# WHAT YOU WILL DO
Skip the images and return the records below exactly.
-- start RECORDS FOR THE TASK --
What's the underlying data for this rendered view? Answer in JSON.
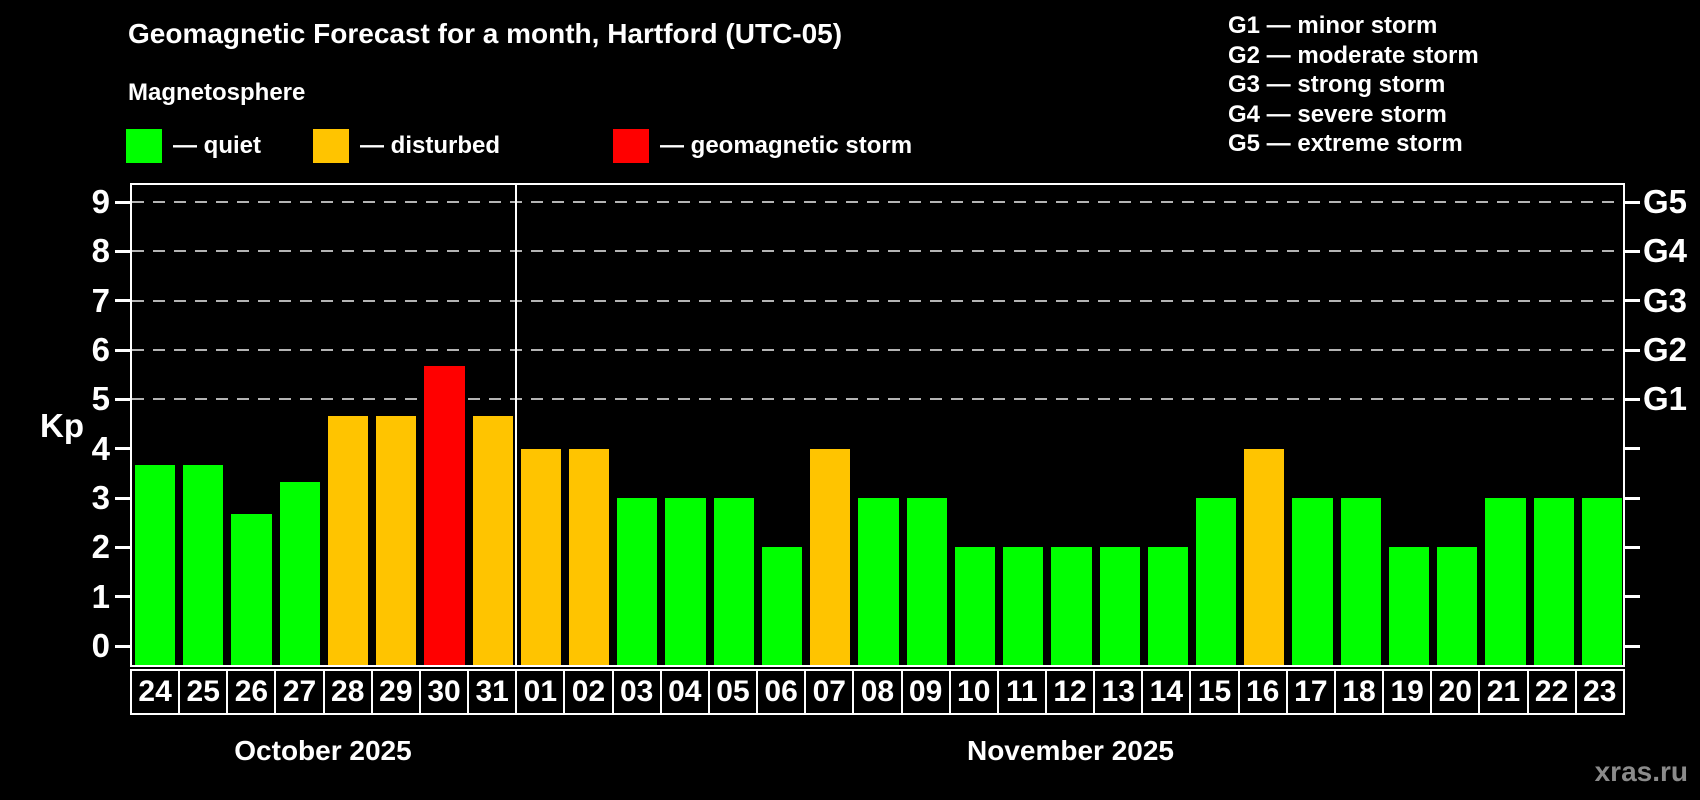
{
  "title": "Geomagnetic Forecast for a month, Hartford (UTC-05)",
  "subtitle": "Magnetosphere",
  "watermark": "xras.ru",
  "legend": {
    "items": [
      {
        "id": "quiet",
        "label": "— quiet",
        "color": "#00ff00"
      },
      {
        "id": "disturbed",
        "label": "— disturbed",
        "color": "#ffc400"
      },
      {
        "id": "storm",
        "label": "— geomagnetic storm",
        "color": "#ff0000"
      }
    ]
  },
  "storm_legend": [
    "G1 — minor storm",
    "G2 — moderate storm",
    "G3 — strong storm",
    "G4 — severe storm",
    "G5 — extreme storm"
  ],
  "chart_data": {
    "type": "bar",
    "title": "Geomagnetic Forecast for a month, Hartford (UTC-05)",
    "ylabel": "Kp",
    "ylim": [
      0,
      9
    ],
    "yticks": [
      0,
      1,
      2,
      3,
      4,
      5,
      6,
      7,
      8,
      9
    ],
    "gridlines_at_kp": [
      5,
      6,
      7,
      8,
      9
    ],
    "grid": "dashed-horizontal",
    "legend_position": "top",
    "right_axis": [
      {
        "label": "G1",
        "kp": 5
      },
      {
        "label": "G2",
        "kp": 6
      },
      {
        "label": "G3",
        "kp": 7
      },
      {
        "label": "G4",
        "kp": 8
      },
      {
        "label": "G5",
        "kp": 9
      }
    ],
    "colors": {
      "quiet": "#00ff00",
      "disturbed": "#ffc400",
      "storm": "#ff0000"
    },
    "months": [
      {
        "label": "October 2025",
        "days": [
          {
            "day": "24",
            "kp": 3.67,
            "status": "quiet"
          },
          {
            "day": "25",
            "kp": 3.67,
            "status": "quiet"
          },
          {
            "day": "26",
            "kp": 2.67,
            "status": "quiet"
          },
          {
            "day": "27",
            "kp": 3.33,
            "status": "quiet"
          },
          {
            "day": "28",
            "kp": 4.67,
            "status": "disturbed"
          },
          {
            "day": "29",
            "kp": 4.67,
            "status": "disturbed"
          },
          {
            "day": "30",
            "kp": 5.67,
            "status": "storm"
          },
          {
            "day": "31",
            "kp": 4.67,
            "status": "disturbed"
          }
        ]
      },
      {
        "label": "November 2025",
        "days": [
          {
            "day": "01",
            "kp": 4,
            "status": "disturbed"
          },
          {
            "day": "02",
            "kp": 4,
            "status": "disturbed"
          },
          {
            "day": "03",
            "kp": 3,
            "status": "quiet"
          },
          {
            "day": "04",
            "kp": 3,
            "status": "quiet"
          },
          {
            "day": "05",
            "kp": 3,
            "status": "quiet"
          },
          {
            "day": "06",
            "kp": 2,
            "status": "quiet"
          },
          {
            "day": "07",
            "kp": 4,
            "status": "disturbed"
          },
          {
            "day": "08",
            "kp": 3,
            "status": "quiet"
          },
          {
            "day": "09",
            "kp": 3,
            "status": "quiet"
          },
          {
            "day": "10",
            "kp": 2,
            "status": "quiet"
          },
          {
            "day": "11",
            "kp": 2,
            "status": "quiet"
          },
          {
            "day": "12",
            "kp": 2,
            "status": "quiet"
          },
          {
            "day": "13",
            "kp": 2,
            "status": "quiet"
          },
          {
            "day": "14",
            "kp": 2,
            "status": "quiet"
          },
          {
            "day": "15",
            "kp": 3,
            "status": "quiet"
          },
          {
            "day": "16",
            "kp": 4,
            "status": "disturbed"
          },
          {
            "day": "17",
            "kp": 3,
            "status": "quiet"
          },
          {
            "day": "18",
            "kp": 3,
            "status": "quiet"
          },
          {
            "day": "19",
            "kp": 2,
            "status": "quiet"
          },
          {
            "day": "20",
            "kp": 2,
            "status": "quiet"
          },
          {
            "day": "21",
            "kp": 3,
            "status": "quiet"
          },
          {
            "day": "22",
            "kp": 3,
            "status": "quiet"
          },
          {
            "day": "23",
            "kp": 3,
            "status": "quiet"
          }
        ]
      }
    ]
  }
}
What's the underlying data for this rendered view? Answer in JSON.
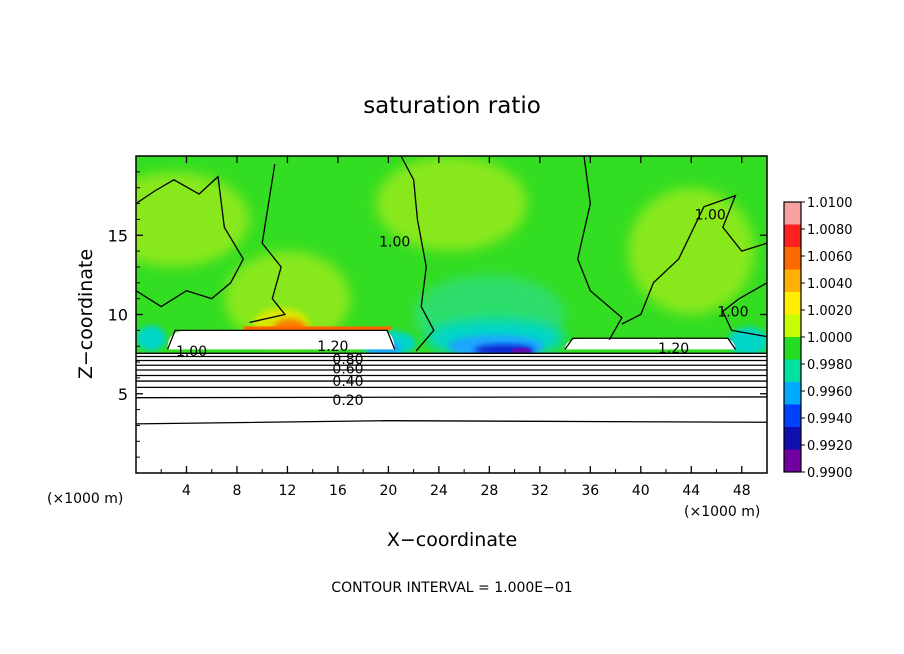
{
  "chart_data": {
    "type": "heatmap",
    "title": "saturation ratio",
    "xlabel": "X−coordinate",
    "ylabel": "Z−coordinate",
    "x_unit_left": "(×1000 m)",
    "x_unit_right": "(×1000 m)",
    "footer": "CONTOUR INTERVAL = 1.000E−01",
    "xlim": [
      0,
      50
    ],
    "ylim": [
      0,
      20
    ],
    "x_ticks": [
      "4",
      "8",
      "12",
      "16",
      "20",
      "24",
      "28",
      "32",
      "36",
      "40",
      "44",
      "48"
    ],
    "y_ticks": [
      "5",
      "10",
      "15"
    ],
    "grid": false,
    "legend_position": "right",
    "colorbar": {
      "labels": [
        "1.0100",
        "1.0080",
        "1.0060",
        "1.0040",
        "1.0020",
        "1.0000",
        "0.9980",
        "0.9960",
        "0.9940",
        "0.9920",
        "0.9900"
      ],
      "colors": [
        "#f7a0a0",
        "#ff2020",
        "#ff6a00",
        "#ffb000",
        "#ffee00",
        "#c8ff00",
        "#22dd22",
        "#00e0a0",
        "#00aaff",
        "#0040ff",
        "#1010b0",
        "#7000a0"
      ]
    },
    "contour_labels": [
      {
        "text": "1.00",
        "x": 20.5,
        "y": 14.6
      },
      {
        "text": "1.00",
        "x": 45.5,
        "y": 16.3
      },
      {
        "text": "1.00",
        "x": 47.3,
        "y": 10.2
      },
      {
        "text": "1.00",
        "x": 4.4,
        "y": 7.7
      },
      {
        "text": "1.20",
        "x": 15.6,
        "y": 8.0
      },
      {
        "text": "1.20",
        "x": 42.6,
        "y": 7.9
      },
      {
        "text": "0.80",
        "x": 16.8,
        "y": 7.2
      },
      {
        "text": "0.60",
        "x": 16.8,
        "y": 6.6
      },
      {
        "text": "0.40",
        "x": 16.8,
        "y": 5.8
      },
      {
        "text": "0.20",
        "x": 16.8,
        "y": 4.6
      }
    ],
    "levels": [
      {
        "name": "green_bg",
        "value": 1.0005,
        "color": "#33dd22"
      },
      {
        "name": "light_green",
        "value": 1.0012,
        "color": "#88e81c"
      },
      {
        "name": "mint",
        "value": 0.9985,
        "color": "#2ede6c"
      },
      {
        "name": "yellow_patch",
        "value": 1.003,
        "color": "#d8e800"
      },
      {
        "name": "orange_patch",
        "value": 1.005,
        "color": "#ff7800"
      },
      {
        "name": "cyan_patch",
        "value": 0.996,
        "color": "#00d6c8"
      },
      {
        "name": "blue_patch",
        "value": 0.994,
        "color": "#1ea6ff"
      },
      {
        "name": "deep_blue",
        "value": 0.992,
        "color": "#1020d0"
      },
      {
        "name": "violet",
        "value": 0.99,
        "color": "#5a10b0"
      }
    ]
  }
}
-- end RECORDS FOR THE TASK --
# TASK SOLUTION
What's the underlying data for this rendered view? Answer in JSON.
{
  "title": "Geomagnetic Forecast for a month, Hartford (UTC-05)",
  "subtitle": "Magnetosphere",
  "watermark": "xras.ru",
  "legend": {
    "items": [
      {
        "id": "quiet",
        "label": "— quiet",
        "color": "#00ff00"
      },
      {
        "id": "disturbed",
        "label": "— disturbed",
        "color": "#ffc400"
      },
      {
        "id": "storm",
        "label": "— geomagnetic storm",
        "color": "#ff0000"
      }
    ]
  },
  "storm_legend": [
    "G1 — minor storm",
    "G2 — moderate storm",
    "G3 — strong storm",
    "G4 — severe storm",
    "G5 — extreme storm"
  ],
  "chart_data": {
    "type": "bar",
    "title": "Geomagnetic Forecast for a month, Hartford (UTC-05)",
    "ylabel": "Kp",
    "ylim": [
      0,
      9
    ],
    "yticks": [
      0,
      1,
      2,
      3,
      4,
      5,
      6,
      7,
      8,
      9
    ],
    "gridlines_at_kp": [
      5,
      6,
      7,
      8,
      9
    ],
    "grid": "dashed-horizontal",
    "legend_position": "top",
    "right_axis": [
      {
        "label": "G1",
        "kp": 5
      },
      {
        "label": "G2",
        "kp": 6
      },
      {
        "label": "G3",
        "kp": 7
      },
      {
        "label": "G4",
        "kp": 8
      },
      {
        "label": "G5",
        "kp": 9
      }
    ],
    "colors": {
      "quiet": "#00ff00",
      "disturbed": "#ffc400",
      "storm": "#ff0000"
    },
    "months": [
      {
        "label": "October 2025",
        "days": [
          {
            "day": "24",
            "kp": 3.67,
            "status": "quiet"
          },
          {
            "day": "25",
            "kp": 3.67,
            "status": "quiet"
          },
          {
            "day": "26",
            "kp": 2.67,
            "status": "quiet"
          },
          {
            "day": "27",
            "kp": 3.33,
            "status": "quiet"
          },
          {
            "day": "28",
            "kp": 4.67,
            "status": "disturbed"
          },
          {
            "day": "29",
            "kp": 4.67,
            "status": "disturbed"
          },
          {
            "day": "30",
            "kp": 5.67,
            "status": "storm"
          },
          {
            "day": "31",
            "kp": 4.67,
            "status": "disturbed"
          }
        ]
      },
      {
        "label": "November 2025",
        "days": [
          {
            "day": "01",
            "kp": 4,
            "status": "disturbed"
          },
          {
            "day": "02",
            "kp": 4,
            "status": "disturbed"
          },
          {
            "day": "03",
            "kp": 3,
            "status": "quiet"
          },
          {
            "day": "04",
            "kp": 3,
            "status": "quiet"
          },
          {
            "day": "05",
            "kp": 3,
            "status": "quiet"
          },
          {
            "day": "06",
            "kp": 2,
            "status": "quiet"
          },
          {
            "day": "07",
            "kp": 4,
            "status": "disturbed"
          },
          {
            "day": "08",
            "kp": 3,
            "status": "quiet"
          },
          {
            "day": "09",
            "kp": 3,
            "status": "quiet"
          },
          {
            "day": "10",
            "kp": 2,
            "status": "quiet"
          },
          {
            "day": "11",
            "kp": 2,
            "status": "quiet"
          },
          {
            "day": "12",
            "kp": 2,
            "status": "quiet"
          },
          {
            "day": "13",
            "kp": 2,
            "status": "quiet"
          },
          {
            "day": "14",
            "kp": 2,
            "status": "quiet"
          },
          {
            "day": "15",
            "kp": 3,
            "status": "quiet"
          },
          {
            "day": "16",
            "kp": 4,
            "status": "disturbed"
          },
          {
            "day": "17",
            "kp": 3,
            "status": "quiet"
          },
          {
            "day": "18",
            "kp": 3,
            "status": "quiet"
          },
          {
            "day": "19",
            "kp": 2,
            "status": "quiet"
          },
          {
            "day": "20",
            "kp": 2,
            "status": "quiet"
          },
          {
            "day": "21",
            "kp": 3,
            "status": "quiet"
          },
          {
            "day": "22",
            "kp": 3,
            "status": "quiet"
          },
          {
            "day": "23",
            "kp": 3,
            "status": "quiet"
          }
        ]
      }
    ]
  }
}
What's the underlying data for this rendered view? Answer in JSON.
{
  "chart_data": {
    "type": "heatmap",
    "title": "saturation ratio",
    "xlabel": "X−coordinate",
    "ylabel": "Z−coordinate",
    "x_unit_left": "(×1000 m)",
    "x_unit_right": "(×1000 m)",
    "footer": "CONTOUR INTERVAL = 1.000E−01",
    "xlim": [
      0,
      50
    ],
    "ylim": [
      0,
      20
    ],
    "x_ticks": [
      "4",
      "8",
      "12",
      "16",
      "20",
      "24",
      "28",
      "32",
      "36",
      "40",
      "44",
      "48"
    ],
    "y_ticks": [
      "5",
      "10",
      "15"
    ],
    "grid": false,
    "legend_position": "right",
    "colorbar": {
      "labels": [
        "1.0100",
        "1.0080",
        "1.0060",
        "1.0040",
        "1.0020",
        "1.0000",
        "0.9980",
        "0.9960",
        "0.9940",
        "0.9920",
        "0.9900"
      ],
      "colors": [
        "#f7a0a0",
        "#ff2020",
        "#ff6a00",
        "#ffb000",
        "#ffee00",
        "#c8ff00",
        "#22dd22",
        "#00e0a0",
        "#00aaff",
        "#0040ff",
        "#1010b0",
        "#7000a0"
      ]
    },
    "contour_labels": [
      {
        "text": "1.00",
        "x": 20.5,
        "y": 14.6
      },
      {
        "text": "1.00",
        "x": 45.5,
        "y": 16.3
      },
      {
        "text": "1.00",
        "x": 47.3,
        "y": 10.2
      },
      {
        "text": "1.00",
        "x": 4.4,
        "y": 7.7
      },
      {
        "text": "1.20",
        "x": 15.6,
        "y": 8.0
      },
      {
        "text": "1.20",
        "x": 42.6,
        "y": 7.9
      },
      {
        "text": "0.80",
        "x": 16.8,
        "y": 7.2
      },
      {
        "text": "0.60",
        "x": 16.8,
        "y": 6.6
      },
      {
        "text": "0.40",
        "x": 16.8,
        "y": 5.8
      },
      {
        "text": "0.20",
        "x": 16.8,
        "y": 4.6
      }
    ],
    "levels": [
      {
        "name": "green_bg",
        "value": 1.0005,
        "color": "#33dd22"
      },
      {
        "name": "light_green",
        "value": 1.0012,
        "color": "#88e81c"
      },
      {
        "name": "mint",
        "value": 0.9985,
        "color": "#2ede6c"
      },
      {
        "name": "yellow_patch",
        "value": 1.003,
        "color": "#d8e800"
      },
      {
        "name": "orange_patch",
        "value": 1.005,
        "color": "#ff7800"
      },
      {
        "name": "cyan_patch",
        "value": 0.996,
        "color": "#00d6c8"
      },
      {
        "name": "blue_patch",
        "value": 0.994,
        "color": "#1ea6ff"
      },
      {
        "name": "deep_blue",
        "value": 0.992,
        "color": "#1020d0"
      },
      {
        "name": "violet",
        "value": 0.99,
        "color": "#5a10b0"
      }
    ]
  }
}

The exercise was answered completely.